__What to work on__. Quote all of the data that follows exactly as written, skipping the images.

## begin Records for this exercise

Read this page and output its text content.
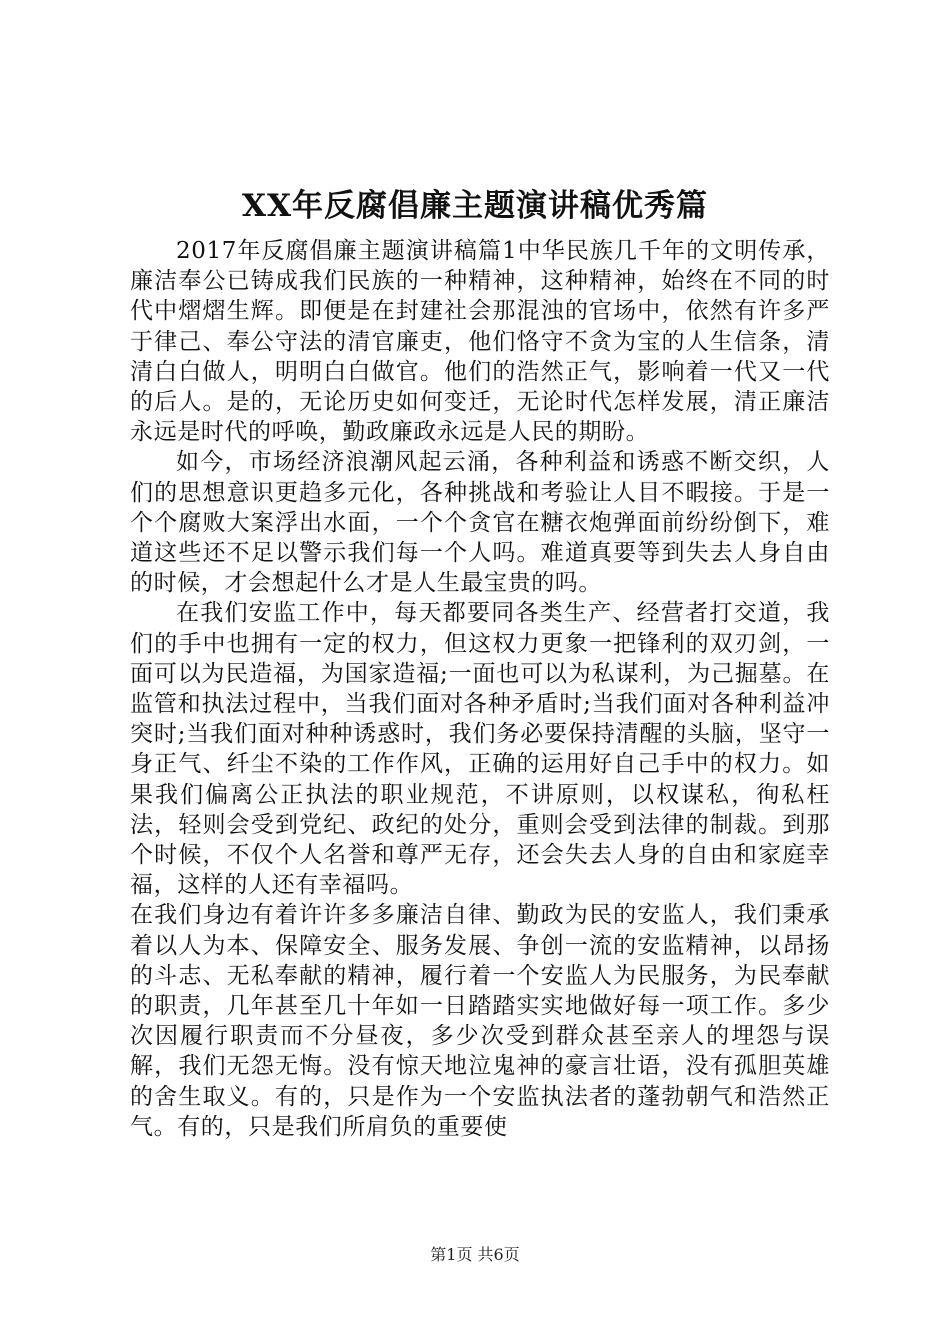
XX年反腐倡廉主题演讲稿优秀篇

2017年反腐倡廉主题演讲稿篇1中华民族几千年的文明传承，廉洁奉公已铸成我们民族的一种精神，这种精神，始终在不同的时代中熠熠生辉。即便是在封建社会那混浊的官场中，依然有许多严于律己、奉公守法的清官廉吏，他们恪守不贪为宝的人生信条，清清白白做人，明明白白做官。他们的浩然正气，影响着一代又一代的后人。是的，无论历史如何变迁，无论时代怎样发展，清正廉洁永远是时代的呼唤，勤政廉政永远是人民的期盼。

如今，市场经济浪潮风起云涌，各种利益和诱惑不断交织，人们的思想意识更趋多元化，各种挑战和考验让人目不暇接。于是一个个腐败大案浮出水面，一个个贪官在糖衣炮弹面前纷纷倒下，难道这些还不足以警示我们每一个人吗。难道真要等到失去人身自由的时候，才会想起什么才是人生最宝贵的吗。

在我们安监工作中，每天都要同各类生产、经营者打交道，我们的手中也拥有一定的权力，但这权力更象一把锋利的双刃剑，一面可以为民造福，为国家造福;一面也可以为私谋利，为己掘墓。在监管和执法过程中，当我们面对各种矛盾时;当我们面对各种利益冲突时;当我们面对种种诱惑时，我们务必要保持清醒的头脑，坚守一身正气、纤尘不染的工作作风，正确的运用好自己手中的权力。如果我们偏离公正执法的职业规范，不讲原则，以权谋私，徇私枉法，轻则会受到党纪、政纪的处分，重则会受到法律的制裁。到那个时候，不仅个人名誉和尊严无存，还会失去人身的自由和家庭幸福，这样的人还有幸福吗。

在我们身边有着许许多多廉洁自律、勤政为民的安监人，我们秉承着以人为本、保障安全、服务发展、争创一流的安监精神，以昂扬的斗志、无私奉献的精神，履行着一个安监人为民服务，为民奉献的职责，几年甚至几十年如一日踏踏实实地做好每一项工作。多少次因履行职责而不分昼夜，多少次受到群众甚至亲人的埋怨与误解，我们无怨无悔。没有惊天地泣鬼神的豪言壮语，没有孤胆英雄的舍生取义。有的，只是作为一个安监执法者的蓬勃朝气和浩然正气。有的，只是我们所肩负的重要使

第1页 共6页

## end Records for this exercise

__Written solution__.
Read this page and output its text content.
XX年反腐倡廉主题演讲稿优秀篇

2017年反腐倡廉主题演讲稿篇1中华民族几千年的文明传承，廉洁奉公已铸成我们民族的一种精神，这种精神，始终在不同的时代中熠熠生辉。即便是在封建社会那混浊的官场中，依然有许多严于律己、奉公守法的清官廉吏，他们恪守不贪为宝的人生信条，清清白白做人，明明白白做官。他们的浩然正气，影响着一代又一代的后人。是的，无论历史如何变迁，无论时代怎样发展，清正廉洁永远是时代的呼唤，勤政廉政永远是人民的期盼。

如今，市场经济浪潮风起云涌，各种利益和诱惑不断交织，人们的思想意识更趋多元化，各种挑战和考验让人目不暇接。于是一个个腐败大案浮出水面，一个个贪官在糖衣炮弹面前纷纷倒下，难道这些还不足以警示我们每一个人吗。难道真要等到失去人身自由的时候，才会想起什么才是人生最宝贵的吗。

在我们安监工作中，每天都要同各类生产、经营者打交道，我们的手中也拥有一定的权力，但这权力更象一把锋利的双刃剑，一面可以为民造福，为国家造福;一面也可以为私谋利，为己掘墓。在监管和执法过程中，当我们面对各种矛盾时;当我们面对各种利益冲突时;当我们面对种种诱惑时，我们务必要保持清醒的头脑，坚守一身正气、纤尘不染的工作作风，正确的运用好自己手中的权力。如果我们偏离公正执法的职业规范，不讲原则，以权谋私，徇私枉法，轻则会受到党纪、政纪的处分，重则会受到法律的制裁。到那个时候，不仅个人名誉和尊严无存，还会失去人身的自由和家庭幸福，这样的人还有幸福吗。

在我们身边有着许许多多廉洁自律、勤政为民的安监人，我们秉承着以人为本、保障安全、服务发展、争创一流的安监精神，以昂扬的斗志、无私奉献的精神，履行着一个安监人为民服务，为民奉献的职责，几年甚至几十年如一日踏踏实实地做好每一项工作。多少次因履行职责而不分昼夜，多少次受到群众甚至亲人的埋怨与误解，我们无怨无悔。没有惊天地泣鬼神的豪言壮语，没有孤胆英雄的舍生取义。有的，只是作为一个安监执法者的蓬勃朝气和浩然正气。有的，只是我们所肩负的重要使

第1页 共6页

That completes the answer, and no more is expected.